▸ Prompt:
Reproduce the material below line for line, changing nothing.

[Page element annotations]
* * *

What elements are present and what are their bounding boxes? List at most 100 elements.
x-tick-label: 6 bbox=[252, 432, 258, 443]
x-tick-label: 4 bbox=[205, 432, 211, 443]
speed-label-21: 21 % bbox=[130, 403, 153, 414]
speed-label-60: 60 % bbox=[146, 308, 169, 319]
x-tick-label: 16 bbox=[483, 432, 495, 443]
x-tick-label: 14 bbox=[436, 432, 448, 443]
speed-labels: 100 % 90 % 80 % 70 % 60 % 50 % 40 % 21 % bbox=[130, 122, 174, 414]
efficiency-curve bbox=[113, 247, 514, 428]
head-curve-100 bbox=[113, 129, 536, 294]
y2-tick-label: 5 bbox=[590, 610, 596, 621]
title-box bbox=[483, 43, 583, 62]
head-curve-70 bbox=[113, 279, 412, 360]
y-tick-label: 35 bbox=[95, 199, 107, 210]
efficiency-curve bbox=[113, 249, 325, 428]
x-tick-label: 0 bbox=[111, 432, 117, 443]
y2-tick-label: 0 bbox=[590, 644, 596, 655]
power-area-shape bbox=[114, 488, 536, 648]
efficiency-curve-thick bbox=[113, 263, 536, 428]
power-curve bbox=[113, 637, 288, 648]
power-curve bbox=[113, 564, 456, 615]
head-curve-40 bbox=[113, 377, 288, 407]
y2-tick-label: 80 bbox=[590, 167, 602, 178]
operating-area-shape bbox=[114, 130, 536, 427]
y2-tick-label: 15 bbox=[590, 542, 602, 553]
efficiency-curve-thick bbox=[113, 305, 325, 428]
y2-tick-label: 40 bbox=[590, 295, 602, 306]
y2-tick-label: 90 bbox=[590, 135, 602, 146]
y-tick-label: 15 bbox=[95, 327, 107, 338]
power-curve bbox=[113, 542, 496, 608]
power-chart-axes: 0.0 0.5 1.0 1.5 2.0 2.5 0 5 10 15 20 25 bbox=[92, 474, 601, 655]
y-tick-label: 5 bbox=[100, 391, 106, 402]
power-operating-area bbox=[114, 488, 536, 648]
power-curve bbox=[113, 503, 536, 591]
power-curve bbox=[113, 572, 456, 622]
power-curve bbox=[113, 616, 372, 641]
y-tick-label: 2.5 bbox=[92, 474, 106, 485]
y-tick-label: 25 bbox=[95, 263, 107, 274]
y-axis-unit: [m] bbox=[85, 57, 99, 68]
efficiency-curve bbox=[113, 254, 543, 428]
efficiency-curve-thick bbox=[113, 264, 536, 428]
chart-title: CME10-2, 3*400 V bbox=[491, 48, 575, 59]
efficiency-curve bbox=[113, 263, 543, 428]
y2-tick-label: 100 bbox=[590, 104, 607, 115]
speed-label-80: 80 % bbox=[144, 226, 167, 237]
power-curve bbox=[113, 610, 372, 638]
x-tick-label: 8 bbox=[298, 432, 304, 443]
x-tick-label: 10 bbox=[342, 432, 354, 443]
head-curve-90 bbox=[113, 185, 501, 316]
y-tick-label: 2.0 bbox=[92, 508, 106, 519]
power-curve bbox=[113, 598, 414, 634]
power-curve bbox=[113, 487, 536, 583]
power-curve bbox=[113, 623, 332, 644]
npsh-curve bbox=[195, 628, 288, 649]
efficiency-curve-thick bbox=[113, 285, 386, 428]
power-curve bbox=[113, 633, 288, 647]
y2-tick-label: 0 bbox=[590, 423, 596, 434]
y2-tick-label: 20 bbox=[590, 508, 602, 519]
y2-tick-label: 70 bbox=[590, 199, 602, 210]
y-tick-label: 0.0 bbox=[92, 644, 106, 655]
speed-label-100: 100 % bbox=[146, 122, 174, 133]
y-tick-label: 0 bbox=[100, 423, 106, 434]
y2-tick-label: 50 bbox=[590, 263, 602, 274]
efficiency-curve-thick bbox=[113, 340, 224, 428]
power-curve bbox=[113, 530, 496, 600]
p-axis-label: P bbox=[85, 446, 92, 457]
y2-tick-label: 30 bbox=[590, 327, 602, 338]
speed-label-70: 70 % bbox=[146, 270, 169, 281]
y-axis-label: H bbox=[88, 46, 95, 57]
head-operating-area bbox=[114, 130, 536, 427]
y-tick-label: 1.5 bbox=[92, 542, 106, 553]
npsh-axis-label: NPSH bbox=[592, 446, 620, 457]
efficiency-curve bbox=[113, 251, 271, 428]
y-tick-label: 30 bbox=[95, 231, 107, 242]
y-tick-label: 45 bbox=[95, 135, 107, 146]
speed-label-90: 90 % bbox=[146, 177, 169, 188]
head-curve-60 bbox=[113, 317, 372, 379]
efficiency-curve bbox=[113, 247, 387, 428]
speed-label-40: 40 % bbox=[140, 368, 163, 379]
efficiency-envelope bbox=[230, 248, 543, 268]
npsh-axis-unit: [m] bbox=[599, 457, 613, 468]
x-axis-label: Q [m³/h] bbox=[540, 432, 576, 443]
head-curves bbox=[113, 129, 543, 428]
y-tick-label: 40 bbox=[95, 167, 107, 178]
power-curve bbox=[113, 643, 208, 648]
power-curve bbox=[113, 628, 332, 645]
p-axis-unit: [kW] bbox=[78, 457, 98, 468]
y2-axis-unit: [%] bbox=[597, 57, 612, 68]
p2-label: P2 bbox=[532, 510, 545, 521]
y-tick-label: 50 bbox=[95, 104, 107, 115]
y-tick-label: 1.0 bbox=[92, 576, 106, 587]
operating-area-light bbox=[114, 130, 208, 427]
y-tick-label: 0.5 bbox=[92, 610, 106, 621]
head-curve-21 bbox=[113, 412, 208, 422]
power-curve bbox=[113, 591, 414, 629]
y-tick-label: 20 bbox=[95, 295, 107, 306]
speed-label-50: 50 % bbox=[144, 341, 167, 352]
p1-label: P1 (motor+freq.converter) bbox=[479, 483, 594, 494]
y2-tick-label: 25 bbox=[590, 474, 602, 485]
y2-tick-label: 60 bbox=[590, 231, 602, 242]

* * *

▸ Reply:
What elements are present and what are their bounding boxes? List at most 100 elements.
x-tick-label: 6 bbox=[252, 432, 258, 443]
x-tick-label: 4 bbox=[205, 432, 211, 443]
speed-label-21: 21 % bbox=[130, 403, 153, 414]
speed-label-60: 60 % bbox=[146, 308, 169, 319]
x-tick-label: 16 bbox=[483, 432, 495, 443]
x-tick-label: 14 bbox=[436, 432, 448, 443]
speed-labels: 100 % 90 % 80 % 70 % 60 % 50 % 40 % 21 % bbox=[130, 122, 174, 414]
efficiency-curve bbox=[113, 247, 514, 428]
head-curve-100 bbox=[113, 129, 536, 294]
y2-tick-label: 5 bbox=[590, 610, 596, 621]
title-box bbox=[483, 43, 583, 62]
head-curve-70 bbox=[113, 279, 412, 360]
y-tick-label: 35 bbox=[95, 199, 107, 210]
efficiency-curve bbox=[113, 249, 325, 428]
x-tick-label: 0 bbox=[111, 432, 117, 443]
y2-tick-label: 0 bbox=[590, 644, 596, 655]
power-area-shape bbox=[114, 488, 536, 648]
efficiency-curve-thick bbox=[113, 263, 536, 428]
power-curve bbox=[113, 637, 288, 648]
power-curve bbox=[113, 564, 456, 615]
head-curve-40 bbox=[113, 377, 288, 407]
y2-tick-label: 80 bbox=[590, 167, 602, 178]
operating-area-shape bbox=[114, 130, 536, 427]
y2-tick-label: 15 bbox=[590, 542, 602, 553]
efficiency-curve-thick bbox=[113, 305, 325, 428]
y2-tick-label: 40 bbox=[590, 295, 602, 306]
y2-tick-label: 90 bbox=[590, 135, 602, 146]
y-tick-label: 15 bbox=[95, 327, 107, 338]
power-curve bbox=[113, 542, 496, 608]
power-chart-axes: 0.0 0.5 1.0 1.5 2.0 2.5 0 5 10 15 20 25 bbox=[92, 474, 601, 655]
y-tick-label: 5 bbox=[100, 391, 106, 402]
power-operating-area bbox=[114, 488, 536, 648]
power-curve bbox=[113, 503, 536, 591]
power-curve bbox=[113, 572, 456, 622]
power-curve bbox=[113, 616, 372, 641]
y-tick-label: 2.5 bbox=[92, 474, 106, 485]
y-tick-label: 25 bbox=[95, 263, 107, 274]
y-axis-unit: [m] bbox=[85, 57, 99, 68]
efficiency-curve bbox=[113, 254, 543, 428]
efficiency-curve-thick bbox=[113, 264, 536, 428]
chart-title: CME10-2, 3*400 V bbox=[491, 48, 575, 59]
efficiency-curve bbox=[113, 263, 543, 428]
y2-tick-label: 100 bbox=[590, 104, 607, 115]
speed-label-80: 80 % bbox=[144, 226, 167, 237]
power-curve bbox=[113, 610, 372, 638]
x-tick-label: 8 bbox=[298, 432, 304, 443]
x-tick-label: 10 bbox=[342, 432, 354, 443]
head-curve-90 bbox=[113, 185, 501, 316]
y-tick-label: 2.0 bbox=[92, 508, 106, 519]
power-curve bbox=[113, 598, 414, 634]
power-curve bbox=[113, 487, 536, 583]
power-curve bbox=[113, 623, 332, 644]
npsh-curve bbox=[195, 628, 288, 649]
efficiency-curve-thick bbox=[113, 285, 386, 428]
power-curve bbox=[113, 633, 288, 647]
y2-tick-label: 0 bbox=[590, 423, 596, 434]
y2-tick-label: 20 bbox=[590, 508, 602, 519]
y2-tick-label: 70 bbox=[590, 199, 602, 210]
y-tick-label: 0.0 bbox=[92, 644, 106, 655]
speed-label-100: 100 % bbox=[146, 122, 174, 133]
y-tick-label: 0 bbox=[100, 423, 106, 434]
y2-tick-label: 50 bbox=[590, 263, 602, 274]
efficiency-curve-thick bbox=[113, 340, 224, 428]
power-curve bbox=[113, 530, 496, 600]
p-axis-label: P bbox=[85, 446, 92, 457]
y2-tick-label: 30 bbox=[590, 327, 602, 338]
speed-label-70: 70 % bbox=[146, 270, 169, 281]
y-axis-label: H bbox=[88, 46, 95, 57]
head-operating-area bbox=[114, 130, 536, 427]
y-tick-label: 1.5 bbox=[92, 542, 106, 553]
npsh-axis-label: NPSH bbox=[592, 446, 620, 457]
efficiency-curve bbox=[113, 251, 271, 428]
y-tick-label: 30 bbox=[95, 231, 107, 242]
y-tick-label: 45 bbox=[95, 135, 107, 146]
speed-label-90: 90 % bbox=[146, 177, 169, 188]
head-curve-60 bbox=[113, 317, 372, 379]
efficiency-curve bbox=[113, 247, 387, 428]
speed-label-40: 40 % bbox=[140, 368, 163, 379]
efficiency-envelope bbox=[230, 248, 543, 268]
npsh-axis-unit: [m] bbox=[599, 457, 613, 468]
x-axis-label: Q [m³/h] bbox=[540, 432, 576, 443]
head-curves bbox=[113, 129, 543, 428]
y-tick-label: 40 bbox=[95, 167, 107, 178]
power-curve bbox=[113, 643, 208, 648]
power-curve bbox=[113, 628, 332, 645]
p-axis-unit: [kW] bbox=[78, 457, 98, 468]
y2-axis-unit: [%] bbox=[597, 57, 612, 68]
p2-label: P2 bbox=[532, 510, 545, 521]
y-tick-label: 50 bbox=[95, 104, 107, 115]
y-tick-label: 1.0 bbox=[92, 576, 106, 587]
operating-area-light bbox=[114, 130, 208, 427]
y-tick-label: 0.5 bbox=[92, 610, 106, 621]
head-curve-21 bbox=[113, 412, 208, 422]
power-curve bbox=[113, 591, 414, 629]
y-tick-label: 20 bbox=[95, 295, 107, 306]
speed-label-50: 50 % bbox=[144, 341, 167, 352]
p1-label: P1 (motor+freq.converter) bbox=[479, 483, 594, 494]
y2-tick-label: 25 bbox=[590, 474, 602, 485]
y2-tick-label: 60 bbox=[590, 231, 602, 242]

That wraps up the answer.